Exercise instructions:
Identify, in the records below, every line where the string "vendió" appears, and copy each such line.

Dataset content:
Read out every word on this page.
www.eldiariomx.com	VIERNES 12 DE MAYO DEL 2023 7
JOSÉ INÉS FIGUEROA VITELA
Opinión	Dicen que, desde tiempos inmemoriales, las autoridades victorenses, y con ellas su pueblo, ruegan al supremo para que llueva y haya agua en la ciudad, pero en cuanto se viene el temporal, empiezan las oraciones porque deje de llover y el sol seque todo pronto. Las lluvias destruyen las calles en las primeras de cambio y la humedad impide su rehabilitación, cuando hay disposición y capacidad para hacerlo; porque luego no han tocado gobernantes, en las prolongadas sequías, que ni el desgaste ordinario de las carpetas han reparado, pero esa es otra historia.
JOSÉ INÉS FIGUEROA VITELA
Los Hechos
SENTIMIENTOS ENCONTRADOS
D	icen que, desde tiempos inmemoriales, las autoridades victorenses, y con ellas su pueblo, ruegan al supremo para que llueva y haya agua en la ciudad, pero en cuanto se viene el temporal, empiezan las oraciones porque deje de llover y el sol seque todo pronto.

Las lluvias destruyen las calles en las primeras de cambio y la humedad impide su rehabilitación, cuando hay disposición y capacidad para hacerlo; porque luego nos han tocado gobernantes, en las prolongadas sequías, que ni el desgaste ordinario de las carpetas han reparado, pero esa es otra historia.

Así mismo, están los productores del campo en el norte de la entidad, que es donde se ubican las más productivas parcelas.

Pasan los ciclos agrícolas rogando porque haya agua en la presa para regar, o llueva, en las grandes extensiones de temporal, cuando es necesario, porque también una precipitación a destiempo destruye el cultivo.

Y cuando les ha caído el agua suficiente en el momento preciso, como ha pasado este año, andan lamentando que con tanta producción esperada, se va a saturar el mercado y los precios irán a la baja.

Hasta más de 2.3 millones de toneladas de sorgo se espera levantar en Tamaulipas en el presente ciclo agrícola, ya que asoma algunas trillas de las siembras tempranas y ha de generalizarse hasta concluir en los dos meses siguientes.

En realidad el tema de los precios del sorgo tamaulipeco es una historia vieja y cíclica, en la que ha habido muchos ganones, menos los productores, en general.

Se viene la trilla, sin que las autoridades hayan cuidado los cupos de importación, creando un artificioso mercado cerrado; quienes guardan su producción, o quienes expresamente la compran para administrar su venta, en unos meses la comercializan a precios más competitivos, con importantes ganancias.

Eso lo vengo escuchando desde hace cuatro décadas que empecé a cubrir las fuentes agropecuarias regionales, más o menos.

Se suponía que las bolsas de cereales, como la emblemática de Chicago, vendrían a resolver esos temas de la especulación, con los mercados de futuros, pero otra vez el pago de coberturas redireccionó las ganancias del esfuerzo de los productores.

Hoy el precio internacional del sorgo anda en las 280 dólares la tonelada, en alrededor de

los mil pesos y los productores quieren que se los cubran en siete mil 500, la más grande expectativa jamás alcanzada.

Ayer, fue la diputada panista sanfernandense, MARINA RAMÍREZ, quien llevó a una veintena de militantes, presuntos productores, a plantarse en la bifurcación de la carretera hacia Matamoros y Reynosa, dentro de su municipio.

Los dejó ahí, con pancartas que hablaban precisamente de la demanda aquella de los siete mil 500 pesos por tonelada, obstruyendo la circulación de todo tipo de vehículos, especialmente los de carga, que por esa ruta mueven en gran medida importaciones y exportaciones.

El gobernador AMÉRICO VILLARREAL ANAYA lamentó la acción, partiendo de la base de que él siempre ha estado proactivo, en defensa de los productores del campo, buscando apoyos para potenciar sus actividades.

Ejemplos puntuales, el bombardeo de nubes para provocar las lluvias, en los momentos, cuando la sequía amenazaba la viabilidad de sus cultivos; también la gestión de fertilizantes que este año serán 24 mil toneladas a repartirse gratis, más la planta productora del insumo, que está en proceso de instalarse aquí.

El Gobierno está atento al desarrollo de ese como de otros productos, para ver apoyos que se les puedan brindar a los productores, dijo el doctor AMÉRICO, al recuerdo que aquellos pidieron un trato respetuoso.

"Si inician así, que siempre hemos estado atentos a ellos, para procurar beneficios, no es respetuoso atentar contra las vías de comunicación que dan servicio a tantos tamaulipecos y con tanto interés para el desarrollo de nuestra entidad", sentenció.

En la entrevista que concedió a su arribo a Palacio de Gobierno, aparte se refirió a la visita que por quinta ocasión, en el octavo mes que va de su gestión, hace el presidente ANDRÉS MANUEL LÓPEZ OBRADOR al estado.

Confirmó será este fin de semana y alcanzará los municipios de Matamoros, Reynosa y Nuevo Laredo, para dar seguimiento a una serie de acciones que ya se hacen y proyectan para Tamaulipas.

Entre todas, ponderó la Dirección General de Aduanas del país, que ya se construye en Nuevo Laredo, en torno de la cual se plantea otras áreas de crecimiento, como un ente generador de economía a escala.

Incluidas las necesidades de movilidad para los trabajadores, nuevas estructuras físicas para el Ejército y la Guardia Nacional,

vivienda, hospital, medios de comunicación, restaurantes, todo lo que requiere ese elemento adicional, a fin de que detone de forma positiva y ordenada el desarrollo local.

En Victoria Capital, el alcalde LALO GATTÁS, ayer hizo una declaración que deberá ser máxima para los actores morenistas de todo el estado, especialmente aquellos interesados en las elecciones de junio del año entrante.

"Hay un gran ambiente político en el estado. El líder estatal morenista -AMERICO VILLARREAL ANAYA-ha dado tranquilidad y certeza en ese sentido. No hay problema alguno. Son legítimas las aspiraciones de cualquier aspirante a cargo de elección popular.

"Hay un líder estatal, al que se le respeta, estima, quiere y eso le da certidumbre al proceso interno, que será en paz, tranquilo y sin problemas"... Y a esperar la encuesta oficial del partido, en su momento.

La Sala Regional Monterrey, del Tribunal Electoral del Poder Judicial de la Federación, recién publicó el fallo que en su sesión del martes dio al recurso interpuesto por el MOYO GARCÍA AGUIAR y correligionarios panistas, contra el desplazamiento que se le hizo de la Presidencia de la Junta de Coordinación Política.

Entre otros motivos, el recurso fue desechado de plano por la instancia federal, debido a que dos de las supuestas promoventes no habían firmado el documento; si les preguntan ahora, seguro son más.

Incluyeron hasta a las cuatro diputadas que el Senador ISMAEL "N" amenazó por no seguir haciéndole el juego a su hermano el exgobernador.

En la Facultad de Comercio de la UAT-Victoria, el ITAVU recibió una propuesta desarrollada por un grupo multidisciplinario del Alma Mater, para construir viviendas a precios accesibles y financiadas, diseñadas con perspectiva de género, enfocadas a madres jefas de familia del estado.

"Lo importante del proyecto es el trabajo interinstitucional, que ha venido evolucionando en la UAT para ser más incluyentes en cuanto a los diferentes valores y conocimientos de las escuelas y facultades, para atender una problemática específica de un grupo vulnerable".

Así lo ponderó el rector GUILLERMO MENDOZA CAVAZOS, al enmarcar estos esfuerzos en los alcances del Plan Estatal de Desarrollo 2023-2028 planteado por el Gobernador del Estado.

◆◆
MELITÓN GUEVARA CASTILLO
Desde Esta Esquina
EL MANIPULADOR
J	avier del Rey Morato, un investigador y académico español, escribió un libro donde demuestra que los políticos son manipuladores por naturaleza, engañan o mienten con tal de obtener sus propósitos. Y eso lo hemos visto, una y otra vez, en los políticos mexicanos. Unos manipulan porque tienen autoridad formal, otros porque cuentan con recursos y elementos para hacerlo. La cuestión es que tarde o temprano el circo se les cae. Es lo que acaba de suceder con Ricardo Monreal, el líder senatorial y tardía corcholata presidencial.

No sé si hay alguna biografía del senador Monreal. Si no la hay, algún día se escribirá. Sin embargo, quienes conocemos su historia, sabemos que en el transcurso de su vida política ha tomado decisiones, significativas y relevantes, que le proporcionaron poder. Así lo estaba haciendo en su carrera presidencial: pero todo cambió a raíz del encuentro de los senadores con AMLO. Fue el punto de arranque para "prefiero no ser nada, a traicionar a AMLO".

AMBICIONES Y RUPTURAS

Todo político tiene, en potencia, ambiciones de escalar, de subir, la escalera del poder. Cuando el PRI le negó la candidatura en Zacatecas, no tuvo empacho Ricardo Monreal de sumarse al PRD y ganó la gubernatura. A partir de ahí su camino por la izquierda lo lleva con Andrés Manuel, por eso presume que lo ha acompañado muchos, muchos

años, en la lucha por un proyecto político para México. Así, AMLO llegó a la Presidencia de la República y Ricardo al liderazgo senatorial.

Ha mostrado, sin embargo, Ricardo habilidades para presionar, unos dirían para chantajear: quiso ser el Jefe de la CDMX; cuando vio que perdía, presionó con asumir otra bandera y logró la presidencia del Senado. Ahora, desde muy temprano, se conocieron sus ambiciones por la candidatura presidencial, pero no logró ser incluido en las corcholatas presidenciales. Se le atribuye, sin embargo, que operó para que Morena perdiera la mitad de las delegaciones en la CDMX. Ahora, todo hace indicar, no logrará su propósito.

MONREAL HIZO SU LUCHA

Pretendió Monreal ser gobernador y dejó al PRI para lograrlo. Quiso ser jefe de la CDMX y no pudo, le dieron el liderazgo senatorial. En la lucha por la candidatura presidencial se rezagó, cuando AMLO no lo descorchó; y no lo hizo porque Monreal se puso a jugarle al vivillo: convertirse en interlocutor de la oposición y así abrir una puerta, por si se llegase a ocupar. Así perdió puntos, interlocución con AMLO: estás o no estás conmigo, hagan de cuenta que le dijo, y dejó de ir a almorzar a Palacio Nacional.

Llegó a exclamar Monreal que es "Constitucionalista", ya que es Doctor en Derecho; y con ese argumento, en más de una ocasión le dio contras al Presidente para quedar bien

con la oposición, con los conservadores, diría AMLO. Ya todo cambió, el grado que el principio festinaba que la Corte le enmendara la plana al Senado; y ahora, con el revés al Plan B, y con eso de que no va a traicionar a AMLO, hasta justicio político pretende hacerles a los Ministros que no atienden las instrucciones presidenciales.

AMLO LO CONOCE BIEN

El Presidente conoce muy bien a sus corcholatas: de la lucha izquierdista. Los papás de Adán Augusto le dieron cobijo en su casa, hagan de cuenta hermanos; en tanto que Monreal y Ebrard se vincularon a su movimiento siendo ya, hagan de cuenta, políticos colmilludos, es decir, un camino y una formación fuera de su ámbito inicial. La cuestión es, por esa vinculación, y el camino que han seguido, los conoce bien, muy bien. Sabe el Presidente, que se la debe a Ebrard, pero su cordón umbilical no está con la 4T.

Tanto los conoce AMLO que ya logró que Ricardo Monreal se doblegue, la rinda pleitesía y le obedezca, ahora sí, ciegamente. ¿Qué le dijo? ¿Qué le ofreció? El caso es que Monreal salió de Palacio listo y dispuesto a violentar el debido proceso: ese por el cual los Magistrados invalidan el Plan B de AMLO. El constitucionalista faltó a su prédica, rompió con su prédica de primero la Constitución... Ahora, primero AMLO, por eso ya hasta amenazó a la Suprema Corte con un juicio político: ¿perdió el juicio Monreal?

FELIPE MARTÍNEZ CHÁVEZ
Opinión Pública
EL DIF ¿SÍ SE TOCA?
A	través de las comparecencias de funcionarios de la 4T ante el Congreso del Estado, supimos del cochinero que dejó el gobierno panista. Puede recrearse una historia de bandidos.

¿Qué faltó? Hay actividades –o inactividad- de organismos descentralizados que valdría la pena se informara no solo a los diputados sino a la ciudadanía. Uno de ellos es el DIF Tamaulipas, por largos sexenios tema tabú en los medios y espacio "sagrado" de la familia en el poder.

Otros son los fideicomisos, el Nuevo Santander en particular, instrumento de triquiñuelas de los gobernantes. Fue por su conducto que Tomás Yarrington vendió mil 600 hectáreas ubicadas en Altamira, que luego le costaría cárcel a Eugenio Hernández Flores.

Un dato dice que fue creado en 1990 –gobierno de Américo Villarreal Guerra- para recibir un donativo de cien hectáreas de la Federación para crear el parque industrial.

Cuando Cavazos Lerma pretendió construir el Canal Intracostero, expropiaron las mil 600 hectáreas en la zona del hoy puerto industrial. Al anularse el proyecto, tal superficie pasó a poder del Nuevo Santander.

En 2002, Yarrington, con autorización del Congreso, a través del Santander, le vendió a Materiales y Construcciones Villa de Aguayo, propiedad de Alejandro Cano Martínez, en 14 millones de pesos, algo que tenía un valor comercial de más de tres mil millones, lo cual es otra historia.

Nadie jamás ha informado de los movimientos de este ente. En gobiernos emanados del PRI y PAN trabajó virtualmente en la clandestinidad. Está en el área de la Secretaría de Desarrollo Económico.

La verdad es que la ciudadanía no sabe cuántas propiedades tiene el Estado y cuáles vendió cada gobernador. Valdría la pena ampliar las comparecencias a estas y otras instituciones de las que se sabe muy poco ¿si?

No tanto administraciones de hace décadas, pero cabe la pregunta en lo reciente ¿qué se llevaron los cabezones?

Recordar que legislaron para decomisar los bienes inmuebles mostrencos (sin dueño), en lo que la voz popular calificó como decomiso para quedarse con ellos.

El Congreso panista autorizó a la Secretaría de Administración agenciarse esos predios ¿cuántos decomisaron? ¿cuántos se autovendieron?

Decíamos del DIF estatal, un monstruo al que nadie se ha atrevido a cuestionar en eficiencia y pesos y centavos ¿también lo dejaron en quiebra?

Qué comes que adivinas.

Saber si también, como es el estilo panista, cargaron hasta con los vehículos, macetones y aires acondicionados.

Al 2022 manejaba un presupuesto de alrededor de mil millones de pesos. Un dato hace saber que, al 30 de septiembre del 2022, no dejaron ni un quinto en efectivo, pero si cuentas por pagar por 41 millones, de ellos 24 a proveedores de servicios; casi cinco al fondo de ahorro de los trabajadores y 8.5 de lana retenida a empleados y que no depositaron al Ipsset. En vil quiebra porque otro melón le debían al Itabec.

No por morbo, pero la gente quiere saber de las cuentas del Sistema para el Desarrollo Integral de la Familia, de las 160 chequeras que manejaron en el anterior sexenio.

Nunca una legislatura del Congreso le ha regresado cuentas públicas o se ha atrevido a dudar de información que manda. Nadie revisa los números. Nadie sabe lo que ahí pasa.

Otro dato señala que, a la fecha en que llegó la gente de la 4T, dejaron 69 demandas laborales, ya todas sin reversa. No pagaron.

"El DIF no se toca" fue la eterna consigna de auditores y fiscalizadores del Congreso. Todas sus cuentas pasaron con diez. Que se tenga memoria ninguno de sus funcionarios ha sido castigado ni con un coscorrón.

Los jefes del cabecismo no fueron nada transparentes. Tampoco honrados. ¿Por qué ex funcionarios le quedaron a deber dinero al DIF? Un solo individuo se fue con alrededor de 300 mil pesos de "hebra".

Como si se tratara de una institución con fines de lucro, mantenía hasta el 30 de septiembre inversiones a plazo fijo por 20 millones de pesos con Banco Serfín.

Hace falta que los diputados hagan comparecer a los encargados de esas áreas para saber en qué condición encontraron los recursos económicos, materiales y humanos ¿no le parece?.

Exercise output:
Otros son los fideicomisos, el Nuevo Santander en particular, instrumento de triquiñuelas de los gobernantes. Fue por su conducto que Tomás Yarrington vendió mil 600 hectáreas ubicadas en Altamira, que luego le costaría cárcel a Eugenio Hernández Flores.
En 2002, Yarrington, con autorización del Congreso, a través del Santander, le vendió a Materiales y Construcciones Villa de Aguayo, propiedad de Alejandro Cano Martínez, en 14 millones de pesos, algo que tenía un valor comercial de más de tres mil millones, lo cual es otra historia.
La verdad es que la ciudadanía no sabe cuántas propiedades tiene el Estado y cuáles vendió cada gobernador. Valdría la pena ampliar las comparecencias a estas y otras instituciones de las que se sabe muy poco ¿si?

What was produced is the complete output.